= Task =
All of the lines below are to be transcribed faithfully, with pictures excluded from the copy.
begin Provided records
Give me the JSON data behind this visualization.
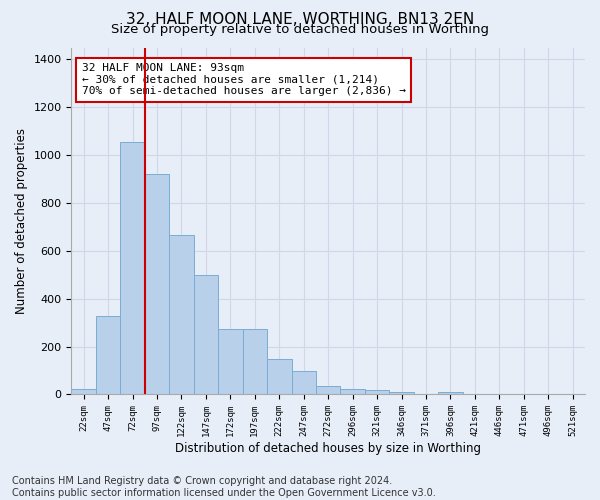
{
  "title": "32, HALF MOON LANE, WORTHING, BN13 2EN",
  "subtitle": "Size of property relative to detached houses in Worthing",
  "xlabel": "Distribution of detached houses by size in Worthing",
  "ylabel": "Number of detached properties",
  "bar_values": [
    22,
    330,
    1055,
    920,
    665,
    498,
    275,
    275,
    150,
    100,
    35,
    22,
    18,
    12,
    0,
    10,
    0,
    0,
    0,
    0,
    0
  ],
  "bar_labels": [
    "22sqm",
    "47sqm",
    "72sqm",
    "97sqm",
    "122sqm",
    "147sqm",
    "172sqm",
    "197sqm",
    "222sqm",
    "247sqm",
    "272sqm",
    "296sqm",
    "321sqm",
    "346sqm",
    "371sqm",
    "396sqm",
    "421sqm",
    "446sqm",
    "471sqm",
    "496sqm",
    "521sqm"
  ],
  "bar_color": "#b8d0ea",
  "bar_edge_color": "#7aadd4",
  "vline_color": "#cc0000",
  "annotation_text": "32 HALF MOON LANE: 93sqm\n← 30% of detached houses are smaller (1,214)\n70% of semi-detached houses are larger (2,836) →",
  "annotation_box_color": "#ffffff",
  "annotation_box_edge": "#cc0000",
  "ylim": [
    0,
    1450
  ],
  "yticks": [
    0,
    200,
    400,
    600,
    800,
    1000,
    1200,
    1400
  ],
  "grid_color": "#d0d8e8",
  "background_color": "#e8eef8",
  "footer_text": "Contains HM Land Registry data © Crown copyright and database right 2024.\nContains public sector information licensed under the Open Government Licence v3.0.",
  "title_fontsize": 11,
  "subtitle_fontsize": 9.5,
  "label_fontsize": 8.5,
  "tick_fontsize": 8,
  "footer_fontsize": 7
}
end Provided records
= Result for this exercise =
Give me the JSON data behind this visualization.
{
  "title": "32, HALF MOON LANE, WORTHING, BN13 2EN",
  "subtitle": "Size of property relative to detached houses in Worthing",
  "xlabel": "Distribution of detached houses by size in Worthing",
  "ylabel": "Number of detached properties",
  "bar_values": [
    22,
    330,
    1055,
    920,
    665,
    498,
    275,
    275,
    150,
    100,
    35,
    22,
    18,
    12,
    0,
    10,
    0,
    0,
    0,
    0,
    0
  ],
  "bar_labels": [
    "22sqm",
    "47sqm",
    "72sqm",
    "97sqm",
    "122sqm",
    "147sqm",
    "172sqm",
    "197sqm",
    "222sqm",
    "247sqm",
    "272sqm",
    "296sqm",
    "321sqm",
    "346sqm",
    "371sqm",
    "396sqm",
    "421sqm",
    "446sqm",
    "471sqm",
    "496sqm",
    "521sqm"
  ],
  "bar_color": "#b8d0ea",
  "bar_edge_color": "#7aadd4",
  "vline_color": "#cc0000",
  "annotation_text": "32 HALF MOON LANE: 93sqm\n← 30% of detached houses are smaller (1,214)\n70% of semi-detached houses are larger (2,836) →",
  "annotation_box_color": "#ffffff",
  "annotation_box_edge": "#cc0000",
  "ylim": [
    0,
    1450
  ],
  "yticks": [
    0,
    200,
    400,
    600,
    800,
    1000,
    1200,
    1400
  ],
  "grid_color": "#d0d8e8",
  "background_color": "#e8eef8",
  "footer_text": "Contains HM Land Registry data © Crown copyright and database right 2024.\nContains public sector information licensed under the Open Government Licence v3.0.",
  "title_fontsize": 11,
  "subtitle_fontsize": 9.5,
  "label_fontsize": 8.5,
  "tick_fontsize": 8,
  "footer_fontsize": 7
}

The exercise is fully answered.